## Data for this task
(begin)
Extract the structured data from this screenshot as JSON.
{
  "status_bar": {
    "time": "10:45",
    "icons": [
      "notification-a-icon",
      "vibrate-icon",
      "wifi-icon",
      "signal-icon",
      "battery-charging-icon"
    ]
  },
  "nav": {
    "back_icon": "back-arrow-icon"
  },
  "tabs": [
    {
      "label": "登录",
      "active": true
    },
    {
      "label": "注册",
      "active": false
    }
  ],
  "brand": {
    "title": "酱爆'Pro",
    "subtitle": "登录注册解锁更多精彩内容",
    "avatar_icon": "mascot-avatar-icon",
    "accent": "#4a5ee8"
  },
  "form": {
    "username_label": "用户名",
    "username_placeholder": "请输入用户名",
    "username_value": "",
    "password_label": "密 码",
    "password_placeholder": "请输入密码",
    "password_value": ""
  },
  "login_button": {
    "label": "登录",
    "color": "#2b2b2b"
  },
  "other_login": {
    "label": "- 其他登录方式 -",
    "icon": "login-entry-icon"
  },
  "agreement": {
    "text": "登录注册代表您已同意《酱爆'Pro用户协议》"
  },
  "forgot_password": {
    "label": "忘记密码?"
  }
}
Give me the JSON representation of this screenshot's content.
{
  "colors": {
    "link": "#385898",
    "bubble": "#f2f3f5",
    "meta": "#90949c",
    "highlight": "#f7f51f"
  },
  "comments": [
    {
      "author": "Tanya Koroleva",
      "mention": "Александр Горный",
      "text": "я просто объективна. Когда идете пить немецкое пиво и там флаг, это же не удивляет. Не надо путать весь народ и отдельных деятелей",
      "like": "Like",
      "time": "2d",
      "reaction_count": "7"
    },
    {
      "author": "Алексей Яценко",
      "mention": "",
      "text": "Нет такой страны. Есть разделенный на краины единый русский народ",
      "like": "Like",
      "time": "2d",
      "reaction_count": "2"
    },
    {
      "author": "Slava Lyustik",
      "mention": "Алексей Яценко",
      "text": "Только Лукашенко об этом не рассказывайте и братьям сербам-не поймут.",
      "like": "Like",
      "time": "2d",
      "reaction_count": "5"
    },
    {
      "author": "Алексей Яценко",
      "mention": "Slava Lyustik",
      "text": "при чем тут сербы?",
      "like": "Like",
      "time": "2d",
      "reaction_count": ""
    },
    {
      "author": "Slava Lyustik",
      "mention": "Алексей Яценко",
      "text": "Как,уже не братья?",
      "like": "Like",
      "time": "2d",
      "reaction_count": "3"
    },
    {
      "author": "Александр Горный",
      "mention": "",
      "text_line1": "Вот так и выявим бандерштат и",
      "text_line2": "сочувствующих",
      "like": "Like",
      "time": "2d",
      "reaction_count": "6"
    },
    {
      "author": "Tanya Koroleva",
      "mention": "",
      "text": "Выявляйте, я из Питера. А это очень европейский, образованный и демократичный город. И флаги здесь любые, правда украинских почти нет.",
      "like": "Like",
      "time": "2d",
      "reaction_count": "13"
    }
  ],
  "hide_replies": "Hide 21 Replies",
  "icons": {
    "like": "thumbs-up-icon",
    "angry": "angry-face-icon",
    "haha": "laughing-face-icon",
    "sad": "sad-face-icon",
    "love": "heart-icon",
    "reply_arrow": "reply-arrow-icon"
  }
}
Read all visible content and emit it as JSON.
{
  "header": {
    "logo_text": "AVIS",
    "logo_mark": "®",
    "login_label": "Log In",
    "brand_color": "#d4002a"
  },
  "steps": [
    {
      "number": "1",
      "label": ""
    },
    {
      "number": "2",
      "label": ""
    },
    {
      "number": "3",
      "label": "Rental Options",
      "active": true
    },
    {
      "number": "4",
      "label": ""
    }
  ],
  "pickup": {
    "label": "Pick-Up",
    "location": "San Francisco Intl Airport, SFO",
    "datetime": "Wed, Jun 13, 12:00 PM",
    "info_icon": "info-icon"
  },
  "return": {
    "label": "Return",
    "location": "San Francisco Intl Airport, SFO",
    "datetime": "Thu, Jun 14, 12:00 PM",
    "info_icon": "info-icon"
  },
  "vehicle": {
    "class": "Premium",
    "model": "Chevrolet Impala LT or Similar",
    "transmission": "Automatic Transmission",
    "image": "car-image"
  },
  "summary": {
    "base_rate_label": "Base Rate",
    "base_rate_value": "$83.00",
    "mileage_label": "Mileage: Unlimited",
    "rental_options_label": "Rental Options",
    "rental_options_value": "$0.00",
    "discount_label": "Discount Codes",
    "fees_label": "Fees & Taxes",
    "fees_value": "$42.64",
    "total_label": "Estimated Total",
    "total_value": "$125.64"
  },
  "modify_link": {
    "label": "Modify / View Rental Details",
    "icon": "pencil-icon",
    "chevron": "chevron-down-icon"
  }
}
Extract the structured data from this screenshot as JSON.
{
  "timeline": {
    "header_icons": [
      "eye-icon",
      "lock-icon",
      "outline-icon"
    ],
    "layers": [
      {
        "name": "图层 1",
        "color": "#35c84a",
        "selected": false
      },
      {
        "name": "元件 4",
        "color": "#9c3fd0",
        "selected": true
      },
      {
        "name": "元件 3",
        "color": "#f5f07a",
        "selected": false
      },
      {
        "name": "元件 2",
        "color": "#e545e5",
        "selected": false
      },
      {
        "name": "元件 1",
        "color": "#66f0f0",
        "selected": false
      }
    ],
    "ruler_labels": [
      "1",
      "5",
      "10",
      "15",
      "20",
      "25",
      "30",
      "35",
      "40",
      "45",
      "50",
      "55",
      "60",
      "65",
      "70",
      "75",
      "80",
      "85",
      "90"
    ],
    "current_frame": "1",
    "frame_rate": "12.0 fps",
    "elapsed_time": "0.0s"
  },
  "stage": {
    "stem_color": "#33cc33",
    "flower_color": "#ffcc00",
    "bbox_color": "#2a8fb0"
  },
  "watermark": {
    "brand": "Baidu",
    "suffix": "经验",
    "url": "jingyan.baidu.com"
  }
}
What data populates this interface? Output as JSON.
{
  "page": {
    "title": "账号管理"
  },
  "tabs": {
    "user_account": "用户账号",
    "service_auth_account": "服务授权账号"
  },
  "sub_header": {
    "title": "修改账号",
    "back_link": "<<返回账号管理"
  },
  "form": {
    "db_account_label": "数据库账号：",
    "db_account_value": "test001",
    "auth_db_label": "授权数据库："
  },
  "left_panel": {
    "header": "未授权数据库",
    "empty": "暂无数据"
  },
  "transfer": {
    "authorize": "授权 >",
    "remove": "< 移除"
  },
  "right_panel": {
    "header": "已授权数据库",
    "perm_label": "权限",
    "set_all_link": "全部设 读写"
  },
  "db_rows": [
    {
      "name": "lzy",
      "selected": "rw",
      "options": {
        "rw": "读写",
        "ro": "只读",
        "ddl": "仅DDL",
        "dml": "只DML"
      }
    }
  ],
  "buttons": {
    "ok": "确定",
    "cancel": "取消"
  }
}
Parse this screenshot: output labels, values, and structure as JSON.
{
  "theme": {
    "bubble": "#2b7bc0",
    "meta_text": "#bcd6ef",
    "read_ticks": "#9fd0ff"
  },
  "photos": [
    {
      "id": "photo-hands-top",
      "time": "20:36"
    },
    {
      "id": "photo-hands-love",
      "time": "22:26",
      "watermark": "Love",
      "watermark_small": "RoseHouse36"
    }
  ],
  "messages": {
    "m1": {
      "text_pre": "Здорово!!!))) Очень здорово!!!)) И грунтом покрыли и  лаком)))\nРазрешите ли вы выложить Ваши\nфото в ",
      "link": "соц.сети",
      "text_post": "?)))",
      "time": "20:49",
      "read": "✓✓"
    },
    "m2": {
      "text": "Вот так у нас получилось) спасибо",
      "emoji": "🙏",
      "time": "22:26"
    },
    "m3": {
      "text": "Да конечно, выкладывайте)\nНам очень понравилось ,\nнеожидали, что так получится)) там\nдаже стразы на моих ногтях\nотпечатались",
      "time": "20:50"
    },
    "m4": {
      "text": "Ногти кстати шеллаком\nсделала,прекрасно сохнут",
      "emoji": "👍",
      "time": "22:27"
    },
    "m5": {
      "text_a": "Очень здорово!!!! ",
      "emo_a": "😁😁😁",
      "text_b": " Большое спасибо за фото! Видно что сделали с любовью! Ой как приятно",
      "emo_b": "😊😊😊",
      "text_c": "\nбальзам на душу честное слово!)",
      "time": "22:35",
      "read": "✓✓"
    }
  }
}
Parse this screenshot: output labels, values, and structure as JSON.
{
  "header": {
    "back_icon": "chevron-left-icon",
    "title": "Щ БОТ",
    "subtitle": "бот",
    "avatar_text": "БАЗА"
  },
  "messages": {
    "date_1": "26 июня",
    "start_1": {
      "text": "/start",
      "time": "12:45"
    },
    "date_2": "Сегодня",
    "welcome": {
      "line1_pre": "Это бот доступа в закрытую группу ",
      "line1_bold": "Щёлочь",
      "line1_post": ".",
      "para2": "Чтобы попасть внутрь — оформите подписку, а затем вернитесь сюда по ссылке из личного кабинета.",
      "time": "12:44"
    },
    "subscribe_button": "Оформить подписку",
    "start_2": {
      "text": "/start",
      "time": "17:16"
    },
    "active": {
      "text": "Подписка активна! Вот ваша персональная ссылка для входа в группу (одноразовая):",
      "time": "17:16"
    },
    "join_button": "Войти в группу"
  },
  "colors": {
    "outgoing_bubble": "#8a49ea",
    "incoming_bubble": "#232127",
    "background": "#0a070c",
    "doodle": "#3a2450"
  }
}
(end)
## Task goal
Scan the listing above and identify each line holding the string "группу"; copy every such line.

## Correct response
      "line1_pre": "Это бот доступа в закрытую группу ",
      "text": "Подписка активна! Вот ваша персональная ссылка для входа в группу (одноразовая):",
    "join_button": "Войти в группу"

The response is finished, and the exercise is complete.